:: OPDRACHT 1 ::
Herschrijf alsjeblieft in de vermeldingen alles vanaf de regel met "chart-title: DFP 2014" tot en met de regel met "y-tick-50 <box>106 237 112 239</box>", waarbij "gridline" overal wordt vervangen door "rasterlijn" en de rest ongewijzigd blijft.

Het aantal lijstjes in de Pali-canon en dan vooral de abidhamma is haast eindeloos. Het is niet onlogisch – de teksten moesten eeuwen lang mondeling worden overgedragen totdat opschrijven technisch mogelijk werd, en rijtjes/lijstjes onthoud je makkelijker dan ellenlange monologen.
We moeten echter niet vergeten dat dit lijstjesgedoe een hulpmiddel is om de dharma te onthouden, en niet ‘de dharma zelf’. Sterker nog, de Boeddha was er kort na zijn verlichting levensgroot van overtuigd dat zelfs menselijke taal absoluut geen recht kon doen aan de spirituele ervaring, verlichting, die hij had doorgemaakt en met zich meedroeg. Vandaar de spreekwoordelijke ‘stem van brahma sahampati’ die hem vroeg toch maar te gaan onderwijzen, ‘voor die mensen die slechts weinig stof in hun ogen hadden en dus voldoende open stonden voor de leer’.
Verder is een bepaald Pali (of Sanskriet) woord vaak voor meerderlei uitleg vatbaar en varieert die uitleg soms zelfs met de context. Zo vind je meditatie al in de beginfasen van het spirituele pad terug, maar zit serieuze meditatie (sati en samadhi) pas aan het eind van het achtvoudig pad. En enerzijds kunnen juist inzicht en juiste intenties, vooraan het pad, onder wijsheid gerubriceerd kunnen worden; terwijl anderzijds in een andere populaire formulering, sila-samadhi-panna, wijsheid juist weer volgt ná diepe meditatieve ervaring. Dus het lijkt er sterk op dat er hier over verschillende niveau’s of zelfs betekenissen van respectievelijk meditatie en wijsheid gepraat wordt.
In dit praatje kijken we eerst naar mudita (medelevende vreugde) als onderdeel van de brahmaviharas. En daarna komt diens relatie met metta en de andere kusala-kammas (weer een rijtje!) aan bod omdat juist mudita zoveel te maken heeft met positiviteit en de diepere betekenis van de leer. Daarbij komt zelfs een vergelijking met een deze maand extra in de aandacht staande sport om de hoek kijken: het vrouwenvoetbal.

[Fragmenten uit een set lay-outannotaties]

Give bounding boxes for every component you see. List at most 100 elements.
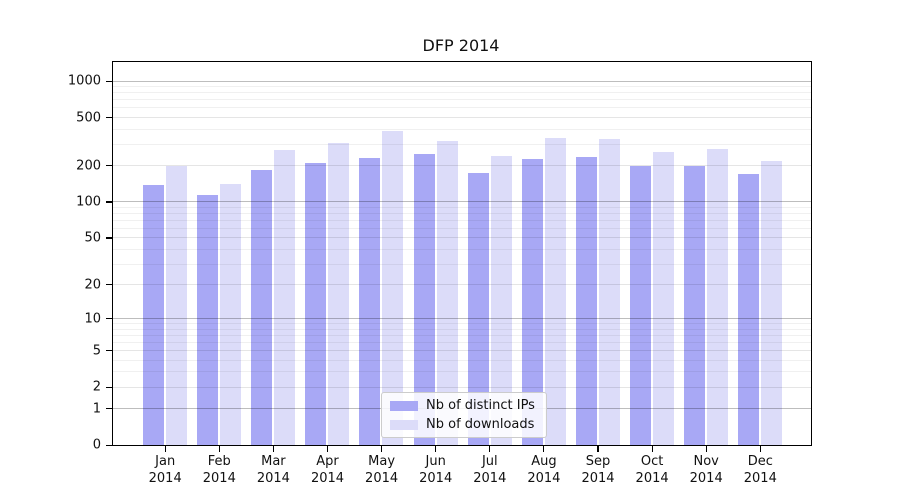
chart-title: DFP 2014 <box>422 36 500 55</box>
y-tick-label-50: 50 <box>84 230 101 246</box>
y-tick-label-2: 2 <box>92 379 101 395</box>
x-tick-label-oct: Oct 2014 <box>635 454 669 487</box>
gridline-90 <box>113 206 811 208</box>
gridline-6 <box>113 341 811 343</box>
bar-downloads-feb <box>220 183 242 445</box>
y-tick-label-1000: 1000 <box>67 73 101 89</box>
bar-downloads-jan <box>166 166 187 445</box>
y-tick-label-10: 10 <box>84 311 101 327</box>
x-tick-sep <box>597 446 599 453</box>
y-tick-label-1: 1 <box>92 401 101 417</box>
x-tick-label-jul: Jul 2014 <box>473 454 507 487</box>
bar-distinct-ips-nov <box>684 165 705 445</box>
gridline-100 <box>113 201 811 203</box>
y-tick-5 <box>106 350 112 352</box>
gridline-7 <box>113 334 811 336</box>
x-tick-label-aug: Aug 2014 <box>527 454 561 487</box>
gridline-20 <box>113 284 811 286</box>
y-tick-200 <box>106 165 112 167</box>
gridline-200 <box>113 165 811 167</box>
gridline-5 <box>113 350 811 352</box>
y-tick-50 <box>106 237 112 239</box>
gridline-40 <box>113 248 811 250</box>
y-tick-1 <box>106 408 112 410</box>
y-tick-20 <box>106 284 112 286</box>
legend-item-downloads: Nb of downloads <box>390 417 538 432</box>
bar-downloads-aug <box>544 138 566 445</box>
bar-downloads-jun <box>436 141 458 445</box>
bar-downloads-mar <box>274 150 296 445</box>
gridline-700 <box>113 99 811 101</box>
x-tick-jul <box>489 446 491 453</box>
y-tick-label-100: 100 <box>76 194 101 210</box>
gridline-8 <box>113 328 811 330</box>
legend-label-downloads: Nb of downloads <box>426 417 535 432</box>
bar-distinct-ips-aug <box>521 159 543 445</box>
y-tick-100 <box>106 201 112 203</box>
bar-distinct-ips-jun <box>413 154 435 445</box>
x-tick-label-jan: Jan 2014 <box>148 454 182 487</box>
legend: Nb of distinct IPs Nb of downloads <box>381 392 547 438</box>
x-tick-mar <box>272 446 274 453</box>
gridline-2 <box>113 386 811 388</box>
y-tick-label-200: 200 <box>76 158 101 174</box>
y-tick-label-5: 5 <box>92 343 101 359</box>
x-tick-nov <box>705 446 707 453</box>
gridline-500 <box>113 117 811 118</box>
x-tick-jan <box>164 446 166 453</box>
x-tick-label-nov: Nov 2014 <box>689 454 723 487</box>
bar-distinct-ips-oct <box>629 166 651 445</box>
gridline-800 <box>113 92 811 94</box>
bar-distinct-ips-sep <box>575 157 597 445</box>
x-tick-aug <box>543 446 545 453</box>
bar-downloads-apr <box>328 143 350 445</box>
bar-distinct-ips-dec <box>738 173 760 445</box>
y-tick-1000 <box>106 80 112 82</box>
x-tick-may <box>381 446 383 453</box>
x-tick-jun <box>435 446 437 453</box>
gridline-80 <box>113 213 811 214</box>
bar-distinct-ips-mar <box>251 170 273 445</box>
x-tick-label-apr: Apr 2014 <box>310 454 345 487</box>
x-tick-label-feb: Feb 2014 <box>202 454 236 487</box>
x-tick-label-may: May 2014 <box>365 454 399 487</box>
x-tick-label-dec: Dec 2014 <box>743 454 777 487</box>
x-tick-label-sep: Sep 2014 <box>581 454 615 487</box>
y-tick-2 <box>106 386 112 388</box>
bar-downloads-nov <box>707 148 728 445</box>
gridline-300 <box>113 143 811 145</box>
legend-swatch-distinct-ips <box>390 400 418 411</box>
bar-downloads-may <box>382 131 404 445</box>
gridline-1000 <box>113 80 811 82</box>
bar-distinct-ips-feb <box>197 195 219 445</box>
gridline-900 <box>113 86 811 88</box>
bar-downloads-sep <box>598 138 620 445</box>
gridline-70 <box>113 219 811 221</box>
gridline-4 <box>113 359 811 361</box>
y-tick-label-0: 0 <box>92 437 101 453</box>
gridline-60 <box>113 227 811 229</box>
gridline-10 <box>113 318 811 320</box>
legend-item-distinct-ips: Nb of distinct IPs <box>390 398 538 413</box>
plot-area: Nb of distinct IPs Nb of downloads <box>112 61 812 446</box>
bar-distinct-ips-jan <box>143 185 164 445</box>
bar-distinct-ips-jul <box>467 173 489 445</box>
x-tick-feb <box>218 446 220 453</box>
bar-distinct-ips-may <box>359 158 381 445</box>
gridline-30 <box>113 263 811 265</box>
y-tick-500 <box>106 117 112 119</box>
gridline-50 <box>113 237 811 239</box>
bar-distinct-ips-apr <box>305 163 327 445</box>
x-tick-apr <box>326 446 329 453</box>
x-tick-label-mar: Mar 2014 <box>256 454 290 487</box>
bar-downloads-dec <box>761 161 783 445</box>
x-tick-oct <box>651 446 653 453</box>
x-tick-dec <box>759 446 761 453</box>
y-tick-label-500: 500 <box>76 110 101 126</box>
legend-swatch-downloads <box>390 419 418 430</box>
x-tick-label-jun: Jun 2014 <box>419 454 453 487</box>
gridline-600 <box>113 107 811 109</box>
bar-downloads-oct <box>652 152 674 445</box>
legend-label-distinct-ips: Nb of distinct IPs <box>426 398 535 413</box>
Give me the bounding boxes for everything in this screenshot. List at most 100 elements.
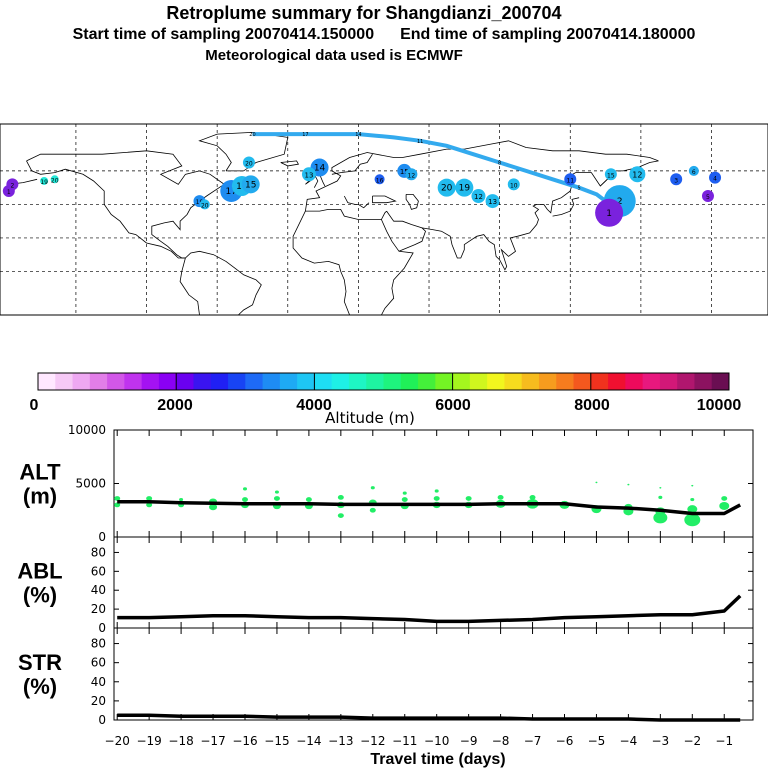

:: OPDRACHT 2 ::
Welke betekenis geeft de getoonde passage aan het woord mudita?

:: VOLLEDIGE UITVOER 1 ::
chart-title: DFP 2014 <box>422 36 500 55</box>
y-tick-label-50: 50 <box>84 230 101 246</box>
y-tick-label-2: 2 <box>92 379 101 395</box>
x-tick-label-oct: Oct 2014 <box>635 454 669 487</box>
rasterlijn-90 <box>113 206 811 208</box>
rasterlijn-6 <box>113 341 811 343</box>
bar-downloads-feb <box>220 183 242 445</box>
y-tick-label-1000: 1000 <box>67 73 101 89</box>
bar-downloads-jan <box>166 166 187 445</box>
y-tick-label-10: 10 <box>84 311 101 327</box>
x-tick-sep <box>597 446 599 453</box>
y-tick-label-1: 1 <box>92 401 101 417</box>
x-tick-label-jul: Jul 2014 <box>473 454 507 487</box>
bar-distinct-ips-nov <box>684 165 705 445</box>
rasterlijn-100 <box>113 201 811 203</box>
y-tick-5 <box>106 350 112 352</box>
rasterlijn-7 <box>113 334 811 336</box>
x-tick-label-aug: Aug 2014 <box>527 454 561 487</box>
rasterlijn-20 <box>113 284 811 286</box>
y-tick-200 <box>106 165 112 167</box>
rasterlijn-200 <box>113 165 811 167</box>
rasterlijn-5 <box>113 350 811 352</box>
y-tick-50 <box>106 237 112 239</box>

:: VOLLEDIGE UITVOER 2 ::
Medelevende vreugde.